» **Stated task**
Find the lines that contain the word "ПРОГОЛОСОВАТЬ" and copy each one.

» **Collection entries**

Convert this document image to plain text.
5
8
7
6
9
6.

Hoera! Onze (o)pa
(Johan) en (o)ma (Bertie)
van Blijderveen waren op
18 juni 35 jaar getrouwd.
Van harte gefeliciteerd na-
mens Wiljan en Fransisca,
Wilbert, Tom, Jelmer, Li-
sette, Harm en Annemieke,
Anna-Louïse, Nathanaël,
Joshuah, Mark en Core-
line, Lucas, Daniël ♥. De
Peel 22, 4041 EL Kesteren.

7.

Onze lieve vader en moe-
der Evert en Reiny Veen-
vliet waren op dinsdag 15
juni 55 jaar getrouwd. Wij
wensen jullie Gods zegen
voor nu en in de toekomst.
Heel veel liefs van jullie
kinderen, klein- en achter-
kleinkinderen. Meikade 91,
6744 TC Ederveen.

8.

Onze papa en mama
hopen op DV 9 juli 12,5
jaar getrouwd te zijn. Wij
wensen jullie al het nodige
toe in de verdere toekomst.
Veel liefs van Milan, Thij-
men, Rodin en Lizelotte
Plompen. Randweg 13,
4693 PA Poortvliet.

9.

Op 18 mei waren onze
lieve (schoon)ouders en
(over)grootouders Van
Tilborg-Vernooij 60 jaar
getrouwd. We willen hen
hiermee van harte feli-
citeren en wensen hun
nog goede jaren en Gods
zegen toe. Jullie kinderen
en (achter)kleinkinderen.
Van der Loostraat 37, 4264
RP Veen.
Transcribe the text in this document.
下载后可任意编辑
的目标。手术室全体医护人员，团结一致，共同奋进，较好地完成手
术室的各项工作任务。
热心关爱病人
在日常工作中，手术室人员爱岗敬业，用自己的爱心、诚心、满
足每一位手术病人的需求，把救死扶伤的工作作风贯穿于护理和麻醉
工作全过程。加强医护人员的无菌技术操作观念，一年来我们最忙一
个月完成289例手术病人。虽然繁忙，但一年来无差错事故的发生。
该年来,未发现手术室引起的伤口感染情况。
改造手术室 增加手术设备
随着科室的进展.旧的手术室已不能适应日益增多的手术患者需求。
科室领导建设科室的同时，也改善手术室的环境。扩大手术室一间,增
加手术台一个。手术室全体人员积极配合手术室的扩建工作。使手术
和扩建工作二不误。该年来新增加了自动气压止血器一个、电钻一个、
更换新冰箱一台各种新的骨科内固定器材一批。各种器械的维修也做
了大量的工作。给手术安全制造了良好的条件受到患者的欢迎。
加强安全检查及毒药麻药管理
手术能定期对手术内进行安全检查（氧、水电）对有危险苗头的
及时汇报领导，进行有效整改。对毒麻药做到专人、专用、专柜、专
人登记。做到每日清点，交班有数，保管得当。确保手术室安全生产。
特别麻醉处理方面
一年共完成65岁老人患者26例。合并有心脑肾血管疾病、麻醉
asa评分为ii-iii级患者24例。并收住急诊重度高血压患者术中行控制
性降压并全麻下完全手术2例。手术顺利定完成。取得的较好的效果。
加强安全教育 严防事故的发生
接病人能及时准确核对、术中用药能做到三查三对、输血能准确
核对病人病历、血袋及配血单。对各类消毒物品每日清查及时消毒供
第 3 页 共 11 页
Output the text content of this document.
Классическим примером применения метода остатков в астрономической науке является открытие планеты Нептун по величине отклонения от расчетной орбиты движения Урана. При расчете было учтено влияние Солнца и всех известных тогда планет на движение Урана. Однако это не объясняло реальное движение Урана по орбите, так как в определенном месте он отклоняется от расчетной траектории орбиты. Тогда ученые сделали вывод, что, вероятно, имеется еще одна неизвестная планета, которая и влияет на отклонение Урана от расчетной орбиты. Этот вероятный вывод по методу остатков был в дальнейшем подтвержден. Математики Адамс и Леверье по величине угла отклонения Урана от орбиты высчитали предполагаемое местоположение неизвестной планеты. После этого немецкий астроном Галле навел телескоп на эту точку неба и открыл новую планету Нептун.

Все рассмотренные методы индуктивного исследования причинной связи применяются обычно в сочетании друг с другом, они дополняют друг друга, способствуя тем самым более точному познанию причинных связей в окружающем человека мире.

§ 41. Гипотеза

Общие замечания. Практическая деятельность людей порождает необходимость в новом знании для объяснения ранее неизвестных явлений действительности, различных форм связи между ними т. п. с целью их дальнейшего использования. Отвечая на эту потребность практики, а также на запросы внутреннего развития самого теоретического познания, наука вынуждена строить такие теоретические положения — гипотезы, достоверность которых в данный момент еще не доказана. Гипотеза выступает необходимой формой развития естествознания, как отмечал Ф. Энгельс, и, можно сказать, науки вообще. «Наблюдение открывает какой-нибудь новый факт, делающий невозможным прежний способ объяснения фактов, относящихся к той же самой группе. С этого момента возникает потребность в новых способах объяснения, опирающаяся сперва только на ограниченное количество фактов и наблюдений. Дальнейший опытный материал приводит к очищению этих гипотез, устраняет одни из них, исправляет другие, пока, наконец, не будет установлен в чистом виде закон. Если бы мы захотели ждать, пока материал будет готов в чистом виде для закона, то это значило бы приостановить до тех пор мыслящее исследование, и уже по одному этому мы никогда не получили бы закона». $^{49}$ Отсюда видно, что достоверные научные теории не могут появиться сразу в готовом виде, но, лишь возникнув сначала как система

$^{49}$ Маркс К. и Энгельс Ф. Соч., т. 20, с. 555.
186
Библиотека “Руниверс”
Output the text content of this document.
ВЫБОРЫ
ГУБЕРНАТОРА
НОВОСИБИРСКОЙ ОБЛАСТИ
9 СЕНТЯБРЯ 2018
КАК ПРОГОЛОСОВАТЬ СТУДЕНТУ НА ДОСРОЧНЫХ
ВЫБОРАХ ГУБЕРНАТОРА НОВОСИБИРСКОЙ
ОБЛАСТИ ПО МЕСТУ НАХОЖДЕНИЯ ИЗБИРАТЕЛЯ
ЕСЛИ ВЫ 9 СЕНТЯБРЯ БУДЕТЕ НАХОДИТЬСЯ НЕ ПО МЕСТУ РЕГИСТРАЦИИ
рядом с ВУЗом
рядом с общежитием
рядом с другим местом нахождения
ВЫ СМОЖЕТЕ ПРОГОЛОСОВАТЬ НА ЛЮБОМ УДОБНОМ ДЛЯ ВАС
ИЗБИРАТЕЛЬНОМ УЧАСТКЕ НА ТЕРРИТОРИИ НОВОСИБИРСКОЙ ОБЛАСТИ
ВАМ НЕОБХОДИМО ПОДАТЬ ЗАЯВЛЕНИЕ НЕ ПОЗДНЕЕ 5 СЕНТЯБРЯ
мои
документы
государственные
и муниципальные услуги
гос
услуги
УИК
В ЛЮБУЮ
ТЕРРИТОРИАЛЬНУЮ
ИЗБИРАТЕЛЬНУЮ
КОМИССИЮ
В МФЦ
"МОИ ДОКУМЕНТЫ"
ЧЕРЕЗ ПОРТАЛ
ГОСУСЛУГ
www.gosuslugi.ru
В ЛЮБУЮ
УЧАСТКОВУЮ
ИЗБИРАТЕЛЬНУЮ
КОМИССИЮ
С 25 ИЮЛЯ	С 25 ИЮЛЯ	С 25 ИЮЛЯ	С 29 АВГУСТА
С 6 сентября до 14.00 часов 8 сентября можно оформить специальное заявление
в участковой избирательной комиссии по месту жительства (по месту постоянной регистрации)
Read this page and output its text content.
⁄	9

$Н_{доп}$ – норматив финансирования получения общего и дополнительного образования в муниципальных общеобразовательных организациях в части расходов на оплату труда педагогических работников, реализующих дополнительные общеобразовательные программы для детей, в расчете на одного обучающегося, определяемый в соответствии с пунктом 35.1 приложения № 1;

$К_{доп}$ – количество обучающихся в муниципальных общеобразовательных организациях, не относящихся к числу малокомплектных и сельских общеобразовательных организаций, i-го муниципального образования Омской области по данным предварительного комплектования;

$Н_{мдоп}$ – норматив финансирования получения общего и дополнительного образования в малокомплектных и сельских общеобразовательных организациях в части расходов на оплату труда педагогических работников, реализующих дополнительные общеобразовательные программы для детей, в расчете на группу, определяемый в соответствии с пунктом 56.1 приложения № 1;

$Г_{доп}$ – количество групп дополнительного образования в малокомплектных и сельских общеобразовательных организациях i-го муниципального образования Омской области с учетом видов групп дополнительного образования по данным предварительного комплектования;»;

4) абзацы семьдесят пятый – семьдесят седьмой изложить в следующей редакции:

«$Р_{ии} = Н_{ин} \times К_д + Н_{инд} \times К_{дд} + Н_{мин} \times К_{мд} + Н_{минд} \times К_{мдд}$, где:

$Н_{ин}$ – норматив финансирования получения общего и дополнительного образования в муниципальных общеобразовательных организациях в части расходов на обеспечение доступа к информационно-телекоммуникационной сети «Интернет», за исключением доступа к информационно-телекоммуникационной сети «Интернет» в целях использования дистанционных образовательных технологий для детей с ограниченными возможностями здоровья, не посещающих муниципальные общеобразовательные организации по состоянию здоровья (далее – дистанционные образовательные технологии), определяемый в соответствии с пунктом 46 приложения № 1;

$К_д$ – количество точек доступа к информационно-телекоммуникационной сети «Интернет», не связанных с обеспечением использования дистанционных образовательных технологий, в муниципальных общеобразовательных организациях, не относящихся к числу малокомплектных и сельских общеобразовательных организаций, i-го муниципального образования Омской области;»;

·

» **The answer**
КАК ПРОГОЛОСОВАТЬ СТУДЕНТУ НА ДОСРОЧНЫХ
ВЫ СМОЖЕТЕ ПРОГОЛОСОВАТЬ НА ЛЮБОМ УДОБНОМ ДЛЯ ВАС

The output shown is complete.